> [Aim]: Lines containing the word "중원대학교" should be extracted in full.

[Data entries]
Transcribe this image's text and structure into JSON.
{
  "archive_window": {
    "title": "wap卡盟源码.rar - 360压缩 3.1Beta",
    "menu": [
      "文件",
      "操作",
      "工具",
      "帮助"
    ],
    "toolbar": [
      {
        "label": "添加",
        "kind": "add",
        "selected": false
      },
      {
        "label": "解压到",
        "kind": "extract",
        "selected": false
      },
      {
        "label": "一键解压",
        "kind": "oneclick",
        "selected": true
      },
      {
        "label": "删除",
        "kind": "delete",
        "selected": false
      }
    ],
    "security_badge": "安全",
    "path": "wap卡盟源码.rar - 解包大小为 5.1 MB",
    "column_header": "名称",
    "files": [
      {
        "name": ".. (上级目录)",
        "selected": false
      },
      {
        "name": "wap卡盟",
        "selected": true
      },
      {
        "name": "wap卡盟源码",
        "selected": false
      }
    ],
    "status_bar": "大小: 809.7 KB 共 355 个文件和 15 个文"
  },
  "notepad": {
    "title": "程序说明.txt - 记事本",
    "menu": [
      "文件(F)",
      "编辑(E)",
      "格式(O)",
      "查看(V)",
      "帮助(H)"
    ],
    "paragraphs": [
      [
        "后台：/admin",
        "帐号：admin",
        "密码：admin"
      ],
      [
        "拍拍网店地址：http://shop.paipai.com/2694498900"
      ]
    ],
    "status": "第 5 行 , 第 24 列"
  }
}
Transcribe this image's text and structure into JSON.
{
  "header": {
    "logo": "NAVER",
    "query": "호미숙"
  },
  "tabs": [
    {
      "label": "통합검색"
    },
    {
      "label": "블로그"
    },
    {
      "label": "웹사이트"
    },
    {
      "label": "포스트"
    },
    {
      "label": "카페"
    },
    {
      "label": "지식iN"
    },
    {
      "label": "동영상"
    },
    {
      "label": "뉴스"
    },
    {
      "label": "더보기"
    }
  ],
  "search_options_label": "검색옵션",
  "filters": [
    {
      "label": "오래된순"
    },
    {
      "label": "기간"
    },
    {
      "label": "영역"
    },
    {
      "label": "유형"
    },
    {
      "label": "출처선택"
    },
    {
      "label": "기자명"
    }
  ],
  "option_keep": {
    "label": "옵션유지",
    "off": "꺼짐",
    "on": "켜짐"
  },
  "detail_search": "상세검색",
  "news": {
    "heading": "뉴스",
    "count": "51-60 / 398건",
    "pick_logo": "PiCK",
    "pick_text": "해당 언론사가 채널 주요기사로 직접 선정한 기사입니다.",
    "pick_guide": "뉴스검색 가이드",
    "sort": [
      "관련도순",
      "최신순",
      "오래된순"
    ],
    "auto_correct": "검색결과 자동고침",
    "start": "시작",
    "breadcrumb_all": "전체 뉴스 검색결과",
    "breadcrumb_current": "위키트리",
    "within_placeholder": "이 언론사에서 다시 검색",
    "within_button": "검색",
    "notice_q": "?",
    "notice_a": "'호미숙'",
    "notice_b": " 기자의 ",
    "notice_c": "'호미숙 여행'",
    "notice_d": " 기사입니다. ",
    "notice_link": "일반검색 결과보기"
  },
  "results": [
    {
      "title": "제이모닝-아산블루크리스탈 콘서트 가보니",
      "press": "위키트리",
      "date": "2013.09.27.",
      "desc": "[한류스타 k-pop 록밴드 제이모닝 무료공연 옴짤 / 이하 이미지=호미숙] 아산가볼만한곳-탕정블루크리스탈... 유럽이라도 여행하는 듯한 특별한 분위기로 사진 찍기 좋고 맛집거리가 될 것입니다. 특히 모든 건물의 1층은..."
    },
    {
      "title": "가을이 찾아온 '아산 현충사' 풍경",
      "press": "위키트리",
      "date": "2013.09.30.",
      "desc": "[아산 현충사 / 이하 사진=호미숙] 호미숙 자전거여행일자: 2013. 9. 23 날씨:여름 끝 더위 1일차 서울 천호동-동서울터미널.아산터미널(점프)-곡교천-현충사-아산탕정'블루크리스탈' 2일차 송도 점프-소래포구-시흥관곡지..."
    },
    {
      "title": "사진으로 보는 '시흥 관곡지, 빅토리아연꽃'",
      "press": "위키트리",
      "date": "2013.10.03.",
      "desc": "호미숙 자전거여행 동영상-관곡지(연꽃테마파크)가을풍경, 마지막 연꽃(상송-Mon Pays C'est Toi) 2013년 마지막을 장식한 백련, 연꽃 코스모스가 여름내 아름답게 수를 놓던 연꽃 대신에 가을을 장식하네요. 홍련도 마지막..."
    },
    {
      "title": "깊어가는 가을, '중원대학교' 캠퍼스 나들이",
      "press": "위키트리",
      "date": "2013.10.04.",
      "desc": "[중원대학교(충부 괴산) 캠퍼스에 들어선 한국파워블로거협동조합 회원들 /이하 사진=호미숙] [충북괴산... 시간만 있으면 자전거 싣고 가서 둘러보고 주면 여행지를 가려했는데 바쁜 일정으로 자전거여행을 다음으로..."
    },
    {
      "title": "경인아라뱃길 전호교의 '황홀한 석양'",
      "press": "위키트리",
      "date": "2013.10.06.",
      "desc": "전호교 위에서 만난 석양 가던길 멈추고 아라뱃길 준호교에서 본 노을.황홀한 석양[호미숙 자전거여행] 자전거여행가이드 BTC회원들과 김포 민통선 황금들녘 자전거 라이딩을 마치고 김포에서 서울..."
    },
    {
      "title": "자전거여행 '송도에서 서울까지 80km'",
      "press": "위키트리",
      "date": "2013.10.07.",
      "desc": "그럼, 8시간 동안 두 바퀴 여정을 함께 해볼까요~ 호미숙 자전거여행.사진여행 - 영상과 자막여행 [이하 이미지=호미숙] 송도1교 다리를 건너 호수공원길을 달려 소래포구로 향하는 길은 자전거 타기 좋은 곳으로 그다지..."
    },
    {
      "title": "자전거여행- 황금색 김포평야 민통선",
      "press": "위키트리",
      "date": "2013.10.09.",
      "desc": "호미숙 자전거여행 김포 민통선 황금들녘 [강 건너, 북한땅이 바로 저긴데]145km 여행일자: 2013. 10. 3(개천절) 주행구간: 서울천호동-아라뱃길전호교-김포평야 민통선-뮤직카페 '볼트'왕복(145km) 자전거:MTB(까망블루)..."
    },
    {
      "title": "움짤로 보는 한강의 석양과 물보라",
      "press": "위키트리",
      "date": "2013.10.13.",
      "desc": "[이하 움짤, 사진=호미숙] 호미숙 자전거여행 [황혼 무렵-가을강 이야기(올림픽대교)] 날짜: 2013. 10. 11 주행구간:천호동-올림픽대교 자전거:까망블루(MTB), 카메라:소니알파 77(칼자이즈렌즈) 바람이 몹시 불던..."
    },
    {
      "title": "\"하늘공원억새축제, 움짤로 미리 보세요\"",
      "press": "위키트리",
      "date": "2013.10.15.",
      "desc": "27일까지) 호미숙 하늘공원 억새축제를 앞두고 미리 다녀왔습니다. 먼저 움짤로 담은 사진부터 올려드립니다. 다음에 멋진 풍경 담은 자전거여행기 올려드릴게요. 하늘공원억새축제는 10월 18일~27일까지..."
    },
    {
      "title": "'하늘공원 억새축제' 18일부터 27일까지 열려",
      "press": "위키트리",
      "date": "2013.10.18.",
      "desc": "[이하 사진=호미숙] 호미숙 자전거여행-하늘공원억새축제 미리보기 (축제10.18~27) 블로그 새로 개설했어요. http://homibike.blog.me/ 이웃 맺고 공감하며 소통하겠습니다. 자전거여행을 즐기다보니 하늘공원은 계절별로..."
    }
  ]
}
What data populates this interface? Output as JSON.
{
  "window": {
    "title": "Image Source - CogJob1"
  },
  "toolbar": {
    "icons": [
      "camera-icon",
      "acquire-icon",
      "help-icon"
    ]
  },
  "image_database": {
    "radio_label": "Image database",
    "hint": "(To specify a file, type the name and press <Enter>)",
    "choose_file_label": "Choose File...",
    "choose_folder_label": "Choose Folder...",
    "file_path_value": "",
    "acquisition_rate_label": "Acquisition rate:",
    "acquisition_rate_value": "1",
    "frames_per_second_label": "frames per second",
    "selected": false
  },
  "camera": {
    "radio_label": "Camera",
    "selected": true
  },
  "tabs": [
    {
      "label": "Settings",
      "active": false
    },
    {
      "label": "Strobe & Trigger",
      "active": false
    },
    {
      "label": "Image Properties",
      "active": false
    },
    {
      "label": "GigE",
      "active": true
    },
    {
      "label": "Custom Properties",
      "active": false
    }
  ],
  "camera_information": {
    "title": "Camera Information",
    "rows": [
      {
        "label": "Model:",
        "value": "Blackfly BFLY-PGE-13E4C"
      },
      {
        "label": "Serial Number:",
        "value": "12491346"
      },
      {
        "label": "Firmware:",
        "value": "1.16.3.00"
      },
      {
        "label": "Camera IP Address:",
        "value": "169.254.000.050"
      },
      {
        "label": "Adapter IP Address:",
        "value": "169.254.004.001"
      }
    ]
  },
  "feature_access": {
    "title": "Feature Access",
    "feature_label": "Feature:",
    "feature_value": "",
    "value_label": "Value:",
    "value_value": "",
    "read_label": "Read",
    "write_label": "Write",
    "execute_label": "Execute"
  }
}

> [Task result]:
      "title": "깊어가는 가을, '중원대학교' 캠퍼스 나들이",
      "desc": "[중원대학교(충부 괴산) 캠퍼스에 들어선 한국파워블로거협동조합 회원들 /이하 사진=호미숙] [충북괴산... 시간만 있으면 자전거 싣고 가서 둘러보고 주면 여행지를 가려했는데 바쁜 일정으로 자전거여행을 다음으로..."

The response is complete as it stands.